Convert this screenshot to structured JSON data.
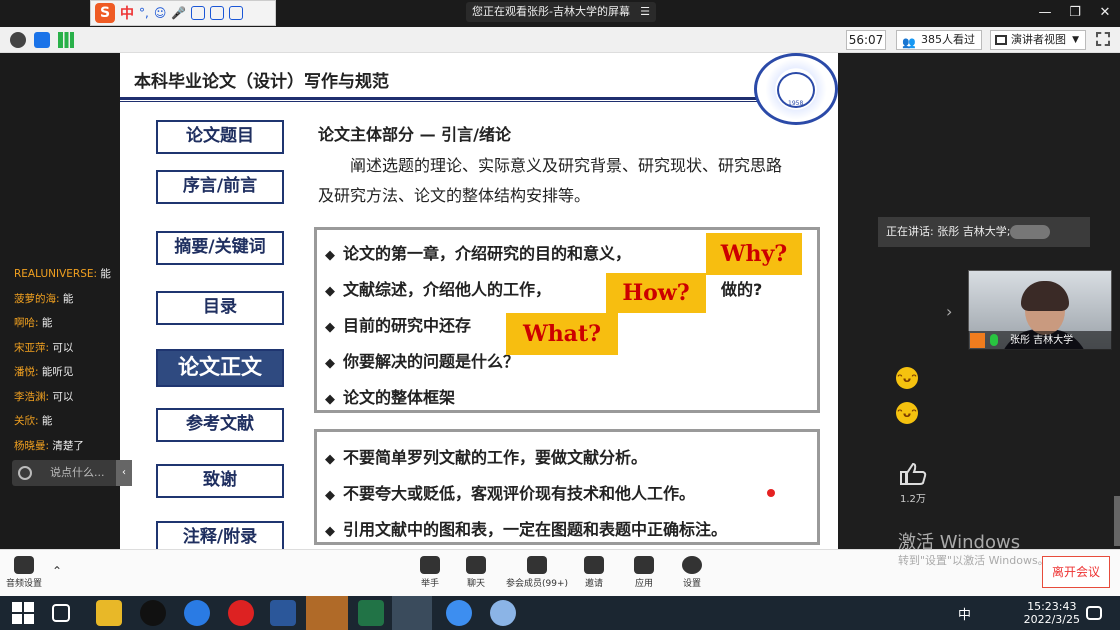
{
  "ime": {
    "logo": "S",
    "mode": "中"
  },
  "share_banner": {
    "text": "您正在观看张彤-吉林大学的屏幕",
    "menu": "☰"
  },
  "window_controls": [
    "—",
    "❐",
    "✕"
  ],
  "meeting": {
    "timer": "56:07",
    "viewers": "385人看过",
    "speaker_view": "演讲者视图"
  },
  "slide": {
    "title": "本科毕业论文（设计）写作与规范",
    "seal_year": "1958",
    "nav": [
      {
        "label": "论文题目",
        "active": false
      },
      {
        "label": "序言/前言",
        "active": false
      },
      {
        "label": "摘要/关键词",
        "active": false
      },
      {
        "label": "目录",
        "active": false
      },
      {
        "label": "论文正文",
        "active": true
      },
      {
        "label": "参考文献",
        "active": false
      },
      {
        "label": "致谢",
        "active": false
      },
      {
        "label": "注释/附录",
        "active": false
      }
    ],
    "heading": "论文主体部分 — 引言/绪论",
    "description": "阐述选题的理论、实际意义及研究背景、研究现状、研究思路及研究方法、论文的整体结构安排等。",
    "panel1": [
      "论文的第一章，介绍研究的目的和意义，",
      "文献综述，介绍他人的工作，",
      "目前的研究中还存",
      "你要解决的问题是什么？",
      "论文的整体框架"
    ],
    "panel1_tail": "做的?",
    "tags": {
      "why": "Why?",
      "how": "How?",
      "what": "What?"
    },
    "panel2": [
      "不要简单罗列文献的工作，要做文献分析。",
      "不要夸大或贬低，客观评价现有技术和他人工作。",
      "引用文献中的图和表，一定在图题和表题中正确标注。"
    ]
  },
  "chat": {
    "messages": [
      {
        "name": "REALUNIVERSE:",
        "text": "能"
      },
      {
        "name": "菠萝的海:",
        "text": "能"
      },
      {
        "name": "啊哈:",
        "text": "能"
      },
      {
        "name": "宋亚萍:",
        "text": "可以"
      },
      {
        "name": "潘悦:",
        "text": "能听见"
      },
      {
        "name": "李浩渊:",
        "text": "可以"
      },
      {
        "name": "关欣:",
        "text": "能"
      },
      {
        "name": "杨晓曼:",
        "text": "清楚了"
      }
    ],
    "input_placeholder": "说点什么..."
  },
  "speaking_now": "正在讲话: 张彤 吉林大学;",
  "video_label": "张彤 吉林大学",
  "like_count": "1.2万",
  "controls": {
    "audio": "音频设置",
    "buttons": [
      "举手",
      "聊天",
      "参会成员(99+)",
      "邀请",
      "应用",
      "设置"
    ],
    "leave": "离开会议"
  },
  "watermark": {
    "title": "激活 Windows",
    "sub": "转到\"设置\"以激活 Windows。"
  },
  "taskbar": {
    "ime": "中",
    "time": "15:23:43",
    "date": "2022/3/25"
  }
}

━━━━━━

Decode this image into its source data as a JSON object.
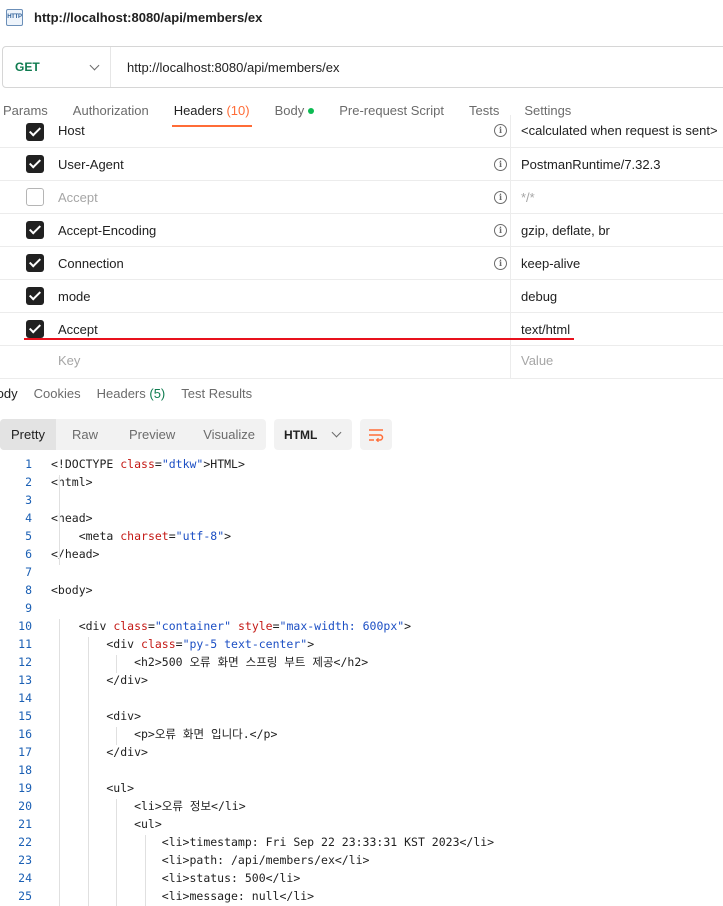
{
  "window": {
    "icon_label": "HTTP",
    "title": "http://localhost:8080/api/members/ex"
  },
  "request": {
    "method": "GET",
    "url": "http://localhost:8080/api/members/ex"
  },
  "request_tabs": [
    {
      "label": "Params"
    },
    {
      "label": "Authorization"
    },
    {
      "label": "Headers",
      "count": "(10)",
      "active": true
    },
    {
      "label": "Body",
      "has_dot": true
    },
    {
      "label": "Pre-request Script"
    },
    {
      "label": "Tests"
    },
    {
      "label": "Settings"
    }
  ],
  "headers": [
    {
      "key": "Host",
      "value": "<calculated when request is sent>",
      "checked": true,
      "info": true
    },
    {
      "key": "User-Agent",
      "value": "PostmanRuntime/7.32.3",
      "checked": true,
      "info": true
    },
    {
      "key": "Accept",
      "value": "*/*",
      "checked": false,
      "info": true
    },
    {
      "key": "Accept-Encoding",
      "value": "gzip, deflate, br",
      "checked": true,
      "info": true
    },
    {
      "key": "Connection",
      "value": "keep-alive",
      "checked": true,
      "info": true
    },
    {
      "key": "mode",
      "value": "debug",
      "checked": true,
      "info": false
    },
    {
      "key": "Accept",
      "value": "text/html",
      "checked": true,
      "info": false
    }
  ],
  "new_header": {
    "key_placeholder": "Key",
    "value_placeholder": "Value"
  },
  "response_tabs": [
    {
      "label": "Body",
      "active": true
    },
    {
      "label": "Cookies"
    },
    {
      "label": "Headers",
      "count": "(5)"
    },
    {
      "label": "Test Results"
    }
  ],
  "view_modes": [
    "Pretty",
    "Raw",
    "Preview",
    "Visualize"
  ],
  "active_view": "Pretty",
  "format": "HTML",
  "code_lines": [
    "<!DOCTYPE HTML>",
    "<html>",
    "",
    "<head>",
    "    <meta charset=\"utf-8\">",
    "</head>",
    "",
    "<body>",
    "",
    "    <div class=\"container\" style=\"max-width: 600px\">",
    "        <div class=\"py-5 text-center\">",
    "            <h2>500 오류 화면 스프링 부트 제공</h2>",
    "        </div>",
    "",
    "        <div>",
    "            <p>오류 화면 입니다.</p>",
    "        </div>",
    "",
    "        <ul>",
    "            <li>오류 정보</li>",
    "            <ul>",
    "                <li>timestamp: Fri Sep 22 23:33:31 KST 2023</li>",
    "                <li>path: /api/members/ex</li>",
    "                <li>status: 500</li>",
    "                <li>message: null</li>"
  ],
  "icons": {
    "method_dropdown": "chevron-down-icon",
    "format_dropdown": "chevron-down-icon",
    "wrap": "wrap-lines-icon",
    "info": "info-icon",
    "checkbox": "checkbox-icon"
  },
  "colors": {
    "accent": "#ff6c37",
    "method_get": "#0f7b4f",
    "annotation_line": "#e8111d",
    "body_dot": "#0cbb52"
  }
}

━━━━━━

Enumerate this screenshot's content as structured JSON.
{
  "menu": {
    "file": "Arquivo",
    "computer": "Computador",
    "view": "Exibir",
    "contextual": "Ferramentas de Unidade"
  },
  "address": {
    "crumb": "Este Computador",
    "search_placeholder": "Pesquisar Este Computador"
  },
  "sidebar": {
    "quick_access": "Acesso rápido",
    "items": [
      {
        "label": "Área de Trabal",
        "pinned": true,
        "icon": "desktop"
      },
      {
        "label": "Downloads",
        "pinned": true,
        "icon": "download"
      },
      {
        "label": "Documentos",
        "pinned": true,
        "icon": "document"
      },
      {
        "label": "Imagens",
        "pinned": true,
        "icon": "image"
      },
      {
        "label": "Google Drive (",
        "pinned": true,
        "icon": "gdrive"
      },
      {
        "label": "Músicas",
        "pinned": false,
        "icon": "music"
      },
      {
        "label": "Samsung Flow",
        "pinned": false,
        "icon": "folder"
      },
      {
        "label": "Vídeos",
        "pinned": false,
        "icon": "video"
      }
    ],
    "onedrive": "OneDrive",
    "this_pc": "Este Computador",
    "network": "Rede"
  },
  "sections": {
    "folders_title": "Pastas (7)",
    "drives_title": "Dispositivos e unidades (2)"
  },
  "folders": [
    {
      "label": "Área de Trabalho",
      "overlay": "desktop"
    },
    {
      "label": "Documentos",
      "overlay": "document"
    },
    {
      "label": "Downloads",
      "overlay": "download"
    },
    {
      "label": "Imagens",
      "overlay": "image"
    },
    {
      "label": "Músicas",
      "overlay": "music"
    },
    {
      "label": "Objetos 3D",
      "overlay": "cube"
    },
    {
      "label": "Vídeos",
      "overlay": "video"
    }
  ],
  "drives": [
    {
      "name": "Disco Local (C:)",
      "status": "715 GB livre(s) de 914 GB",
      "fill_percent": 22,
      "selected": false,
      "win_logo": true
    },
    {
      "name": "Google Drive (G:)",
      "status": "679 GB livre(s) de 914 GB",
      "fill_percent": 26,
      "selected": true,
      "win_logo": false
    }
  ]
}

━━━━━━

Set exercise:
Search the preceding listing for "structured" and extract every line where it is found.

Full answer:
Convert this screenshot to structured JSON data.
Enumerate this screenshot's content as structured JSON.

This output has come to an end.